(Job): All of the records below should be output exactly.

Rows from a dataset:
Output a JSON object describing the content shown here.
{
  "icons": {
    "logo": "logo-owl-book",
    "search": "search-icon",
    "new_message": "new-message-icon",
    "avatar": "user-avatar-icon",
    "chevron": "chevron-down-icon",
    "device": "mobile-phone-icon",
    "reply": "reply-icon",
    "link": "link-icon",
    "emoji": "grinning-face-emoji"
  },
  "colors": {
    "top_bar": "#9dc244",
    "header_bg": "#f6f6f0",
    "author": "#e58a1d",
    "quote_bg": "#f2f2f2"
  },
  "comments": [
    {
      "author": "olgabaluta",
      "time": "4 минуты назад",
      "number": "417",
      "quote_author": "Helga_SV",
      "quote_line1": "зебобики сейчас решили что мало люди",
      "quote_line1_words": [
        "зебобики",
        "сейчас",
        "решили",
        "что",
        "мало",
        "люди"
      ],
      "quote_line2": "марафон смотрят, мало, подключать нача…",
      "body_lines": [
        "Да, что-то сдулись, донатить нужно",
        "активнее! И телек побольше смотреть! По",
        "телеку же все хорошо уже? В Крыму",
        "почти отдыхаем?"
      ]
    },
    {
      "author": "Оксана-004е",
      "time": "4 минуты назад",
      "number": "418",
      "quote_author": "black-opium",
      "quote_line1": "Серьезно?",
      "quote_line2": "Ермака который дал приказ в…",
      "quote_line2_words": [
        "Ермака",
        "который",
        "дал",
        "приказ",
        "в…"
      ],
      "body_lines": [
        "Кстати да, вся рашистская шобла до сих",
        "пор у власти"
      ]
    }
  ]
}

(Exercise output):
Output a JSON object describing the content shown here.
{
  "icons": {
    "logo": "logo-owl-book",
    "search": "search-icon",
    "new_message": "new-message-icon",
    "avatar": "user-avatar-icon",
    "chevron": "chevron-down-icon",
    "device": "mobile-phone-icon",
    "reply": "reply-icon",
    "link": "link-icon",
    "emoji": "grinning-face-emoji"
  },
  "colors": {
    "top_bar": "#9dc244",
    "header_bg": "#f6f6f0",
    "author": "#e58a1d",
    "quote_bg": "#f2f2f2"
  },
  "comments": [
    {
      "author": "olgabaluta",
      "time": "4 минуты назад",
      "number": "417",
      "quote_author": "Helga_SV",
      "quote_line1": "зебобики сейчас решили что мало люди",
      "quote_line1_words": [
        "зебобики",
        "сейчас",
        "решили",
        "что",
        "мало",
        "люди"
      ],
      "quote_line2": "марафон смотрят, мало, подключать нача…",
      "body_lines": [
        "Да, что-то сдулись, донатить нужно",
        "активнее! И телек побольше смотреть! По",
        "телеку же все хорошо уже? В Крыму",
        "почти отдыхаем?"
      ]
    },
    {
      "author": "Оксана-004е",
      "time": "4 минуты назад",
      "number": "418",
      "quote_author": "black-opium",
      "quote_line1": "Серьезно?",
      "quote_line2": "Ермака который дал приказ в…",
      "quote_line2_words": [
        "Ермака",
        "который",
        "дал",
        "приказ",
        "в…"
      ],
      "body_lines": [
        "Кстати да, вся рашистская шобла до сих",
        "пор у власти"
      ]
    }
  ]
}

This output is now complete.